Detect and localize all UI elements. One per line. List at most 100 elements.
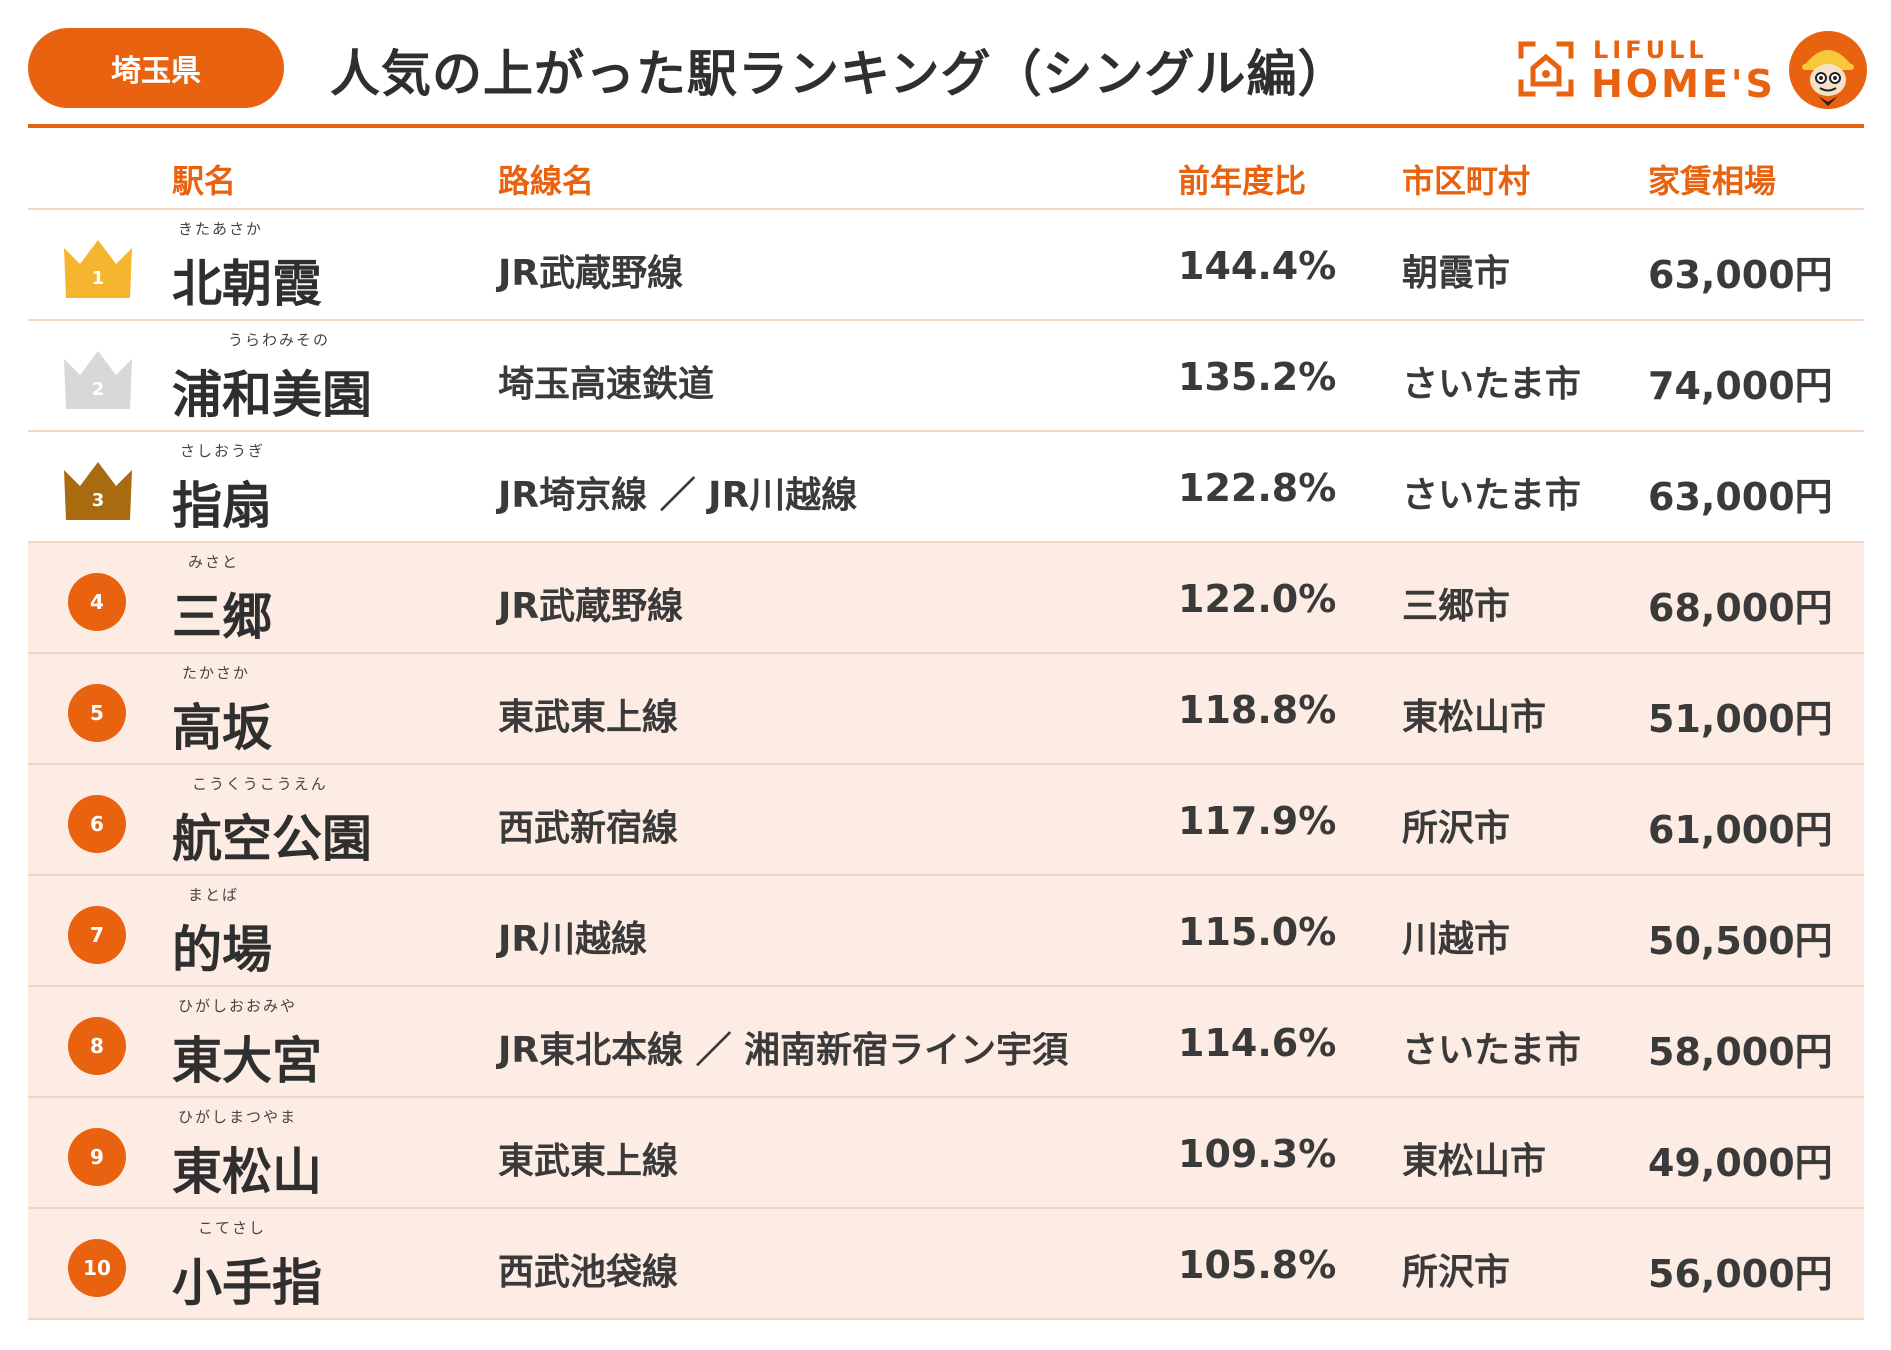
col-ratio: 前年度比 — [1178, 162, 1307, 200]
station-name: 北朝霞 — [172, 255, 322, 313]
col-city: 市区町村 — [1402, 162, 1531, 200]
station-name: 東松山 — [172, 1143, 322, 1201]
col-station: 駅名 — [172, 162, 237, 200]
rank-badge: 6 — [60, 789, 136, 859]
station-furigana: みさと — [188, 553, 240, 571]
station-name: 高坂 — [172, 699, 272, 757]
table-header: 駅名 路線名 前年度比 市区町村 家賃相場 — [28, 130, 1864, 210]
station-name: 浦和美園 — [172, 366, 372, 424]
table-row: 8 ひがしおおみや 東大宮 JR東北本線 ／ 湘南新宿ライン宇須 114.6% … — [28, 987, 1864, 1098]
rank-number: 9 — [68, 1128, 126, 1186]
station-furigana: まとば — [188, 886, 240, 904]
rank-number: 2 — [91, 379, 105, 400]
rent-value: 63,000円 — [1648, 253, 1833, 297]
rank-number: 8 — [68, 1017, 126, 1075]
rent-value: 50,500円 — [1648, 919, 1833, 963]
yoy-ratio: 105.8% — [1178, 1243, 1337, 1287]
table-row: 3 さしおうぎ 指扇 JR埼京線 ／ JR川越線 122.8% さいたま市 63… — [28, 432, 1864, 543]
prefecture-badge: 埼玉県 — [28, 28, 284, 108]
station-name: 東大宮 — [172, 1032, 322, 1090]
table-row: 10 こてさし 小手指 西武池袋線 105.8% 所沢市 56,000円 — [28, 1209, 1864, 1320]
rent-value: 63,000円 — [1648, 475, 1833, 519]
yoy-ratio: 144.4% — [1178, 244, 1337, 288]
city-name: 三郷市 — [1402, 586, 1511, 627]
rank-badge: 9 — [60, 1122, 136, 1192]
station-name: 指扇 — [172, 477, 272, 535]
rank-badge: 3 — [60, 456, 136, 526]
header-divider — [28, 124, 1864, 128]
station-furigana: ひがしおおみや — [178, 997, 298, 1015]
lifull-homes-logo: LIFULL HOME'S — [1515, 36, 1885, 116]
rank-number: 5 — [68, 684, 126, 742]
line-name: 東武東上線 — [498, 697, 679, 738]
table-row: 2 うらわみその 浦和美園 埼玉高速鉄道 135.2% さいたま市 74,000… — [28, 321, 1864, 432]
line-name: 西武新宿線 — [498, 808, 679, 849]
rank-badge: 8 — [60, 1011, 136, 1081]
city-name: さいたま市 — [1402, 1030, 1581, 1071]
rank-number: 4 — [68, 573, 126, 631]
table-row: 7 まとば 的場 JR川越線 115.0% 川越市 50,500円 — [28, 876, 1864, 987]
silver-crown-icon — [64, 351, 132, 409]
rank-badge: 2 — [60, 345, 136, 415]
yoy-ratio: 122.0% — [1178, 577, 1337, 621]
yoy-ratio: 109.3% — [1178, 1132, 1337, 1176]
yoy-ratio: 122.8% — [1178, 466, 1337, 510]
rank-number: 6 — [68, 795, 126, 853]
house-logo-icon — [1518, 41, 1574, 97]
yoy-ratio: 115.0% — [1178, 910, 1337, 954]
city-name: 東松山市 — [1402, 697, 1547, 738]
line-name: JR川越線 — [498, 919, 648, 960]
rank-badge: 7 — [60, 900, 136, 970]
yoy-ratio: 135.2% — [1178, 355, 1337, 399]
station-name: 航空公園 — [172, 810, 372, 868]
line-name: JR埼京線 ／ JR川越線 — [498, 475, 858, 516]
table-row: 6 こうくうこうえん 航空公園 西武新宿線 117.9% 所沢市 61,000円 — [28, 765, 1864, 876]
station-furigana: ひがしまつやま — [178, 1108, 298, 1126]
table-row: 9 ひがしまつやま 東松山 東武東上線 109.3% 東松山市 49,000円 — [28, 1098, 1864, 1209]
station-furigana: こてさし — [198, 1219, 267, 1237]
station-name: 小手指 — [172, 1254, 322, 1312]
yoy-ratio: 114.6% — [1178, 1021, 1337, 1065]
station-furigana: たかさか — [182, 664, 251, 682]
city-name: 所沢市 — [1402, 1252, 1511, 1293]
table-row: 4 みさと 三郷 JR武蔵野線 122.0% 三郷市 68,000円 — [28, 543, 1864, 654]
yoy-ratio: 118.8% — [1178, 688, 1337, 732]
rent-value: 74,000円 — [1648, 364, 1833, 408]
city-name: さいたま市 — [1402, 475, 1581, 516]
station-furigana: さしおうぎ — [180, 442, 266, 460]
line-name: 東武東上線 — [498, 1141, 679, 1182]
table-row: 1 きたあさか 北朝霞 JR武蔵野線 144.4% 朝霞市 63,000円 — [28, 210, 1864, 321]
page-header: 埼玉県 人気の上がった駅ランキング（シングル編） LIFULL HOME'S — [0, 0, 1891, 130]
logo-text-top: LIFULL — [1593, 36, 1708, 64]
station-furigana: きたあさか — [178, 220, 264, 238]
rank-number: 7 — [68, 906, 126, 964]
line-name: JR武蔵野線 — [498, 586, 684, 627]
city-name: 所沢市 — [1402, 808, 1511, 849]
ranking-table: 駅名 路線名 前年度比 市区町村 家賃相場 1 きたあさか 北朝霞 JR武蔵野線… — [28, 130, 1864, 1320]
page-title: 人気の上がった駅ランキング（シングル編） — [330, 45, 1349, 103]
gold-crown-icon — [64, 240, 132, 298]
rent-value: 58,000円 — [1648, 1030, 1833, 1074]
station-furigana: うらわみその — [228, 331, 331, 349]
rank-number: 10 — [68, 1239, 126, 1297]
city-name: 朝霞市 — [1402, 253, 1511, 294]
rank-number: 1 — [91, 268, 105, 289]
station-name: 三郷 — [172, 588, 272, 646]
col-line: 路線名 — [498, 162, 595, 200]
rent-value: 61,000円 — [1648, 808, 1833, 852]
logo-text-bottom: HOME'S — [1591, 62, 1776, 106]
city-name: 東松山市 — [1402, 1141, 1547, 1182]
rank-badge: 10 — [60, 1233, 136, 1303]
rank-badge: 4 — [60, 567, 136, 637]
rent-value: 51,000円 — [1648, 697, 1833, 741]
table-row: 5 たかさか 高坂 東武東上線 118.8% 東松山市 51,000円 — [28, 654, 1864, 765]
rent-value: 56,000円 — [1648, 1252, 1833, 1296]
yoy-ratio: 117.9% — [1178, 799, 1337, 843]
bronze-crown-icon — [64, 462, 132, 520]
rank-badge: 1 — [60, 234, 136, 304]
col-rent: 家賃相場 — [1648, 162, 1777, 200]
station-furigana: こうくうこうえん — [192, 775, 328, 793]
line-name: 埼玉高速鉄道 — [498, 364, 715, 405]
city-name: さいたま市 — [1402, 364, 1581, 405]
rank-badge: 5 — [60, 678, 136, 748]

===

▶ WORK INSTRUCTIONS: Can you turn the material into a JSON list of strings, one string per line with blank lines left out, starting at the line that has "col-ratio: 前年度比 — [1178, 162, 1307, 200]" and stopping after the line that has "station-name: 指扇 — [172, 477, 272, 535]"?

▶ EXERCISE OUTPUT:
[
  "col-ratio: 前年度比 — [1178, 162, 1307, 200]",
  "station-name: 北朝霞 — [172, 255, 322, 313]",
  "col-city: 市区町村 — [1402, 162, 1531, 200]",
  "station-name: 東松山 — [172, 1143, 322, 1201]",
  "col-station: 駅名 — [172, 162, 237, 200]",
  "rank-badge: 6 — [60, 789, 136, 859]",
  "station-furigana: みさと — [188, 553, 240, 571]",
  "station-name: 高坂 — [172, 699, 272, 757]",
  "table-header: 駅名 路線名 前年度比 市区町村 家賃相場 — [28, 130, 1864, 210]",
  "station-name: 浦和美園 — [172, 366, 372, 424]",
  "table-row: 8 ひがしおおみや 東大宮 JR東北本線 ／ 湘南新宿ライン宇須 114.6% … — [28, 987, 1864, 1098]",
  "rank-number: 9 — [68, 1128, 126, 1186]",
  "station-furigana: まとば — [188, 886, 240, 904]",
  "rank-number: 2 — [91, 379, 105, 400]",
  "rent-value: 63,000円 — [1648, 253, 1833, 297]",
  "rank-number: 8 — [68, 1017, 126, 1075]",
  "rent-value: 50,500円 — [1648, 919, 1833, 963]",
  "yoy-ratio: 105.8% — [1178, 1243, 1337, 1287]",
  "table-row: 3 さしおうぎ 指扇 JR埼京線 ／ JR川越線 122.8% さいたま市 63… — [28, 432, 1864, 543]",
  "prefecture-badge: 埼玉県 — [28, 28, 284, 108]",
  "station-name: 東大宮 — [172, 1032, 322, 1090]",
  "table-row: 10 こてさし 小手指 西武池袋線 105.8% 所沢市 56,000円 — [28, 1209, 1864, 1320]",
  "rent-value: 63,000円 — [1648, 475, 1833, 519]",
  "yoy-ratio: 144.4% — [1178, 244, 1337, 288]",
  "city-name: 三郷市 — [1402, 586, 1511, 627]",
  "rank-badge: 9 — [60, 1122, 136, 1192]",
  "station-name: 指扇 — [172, 477, 272, 535]"
]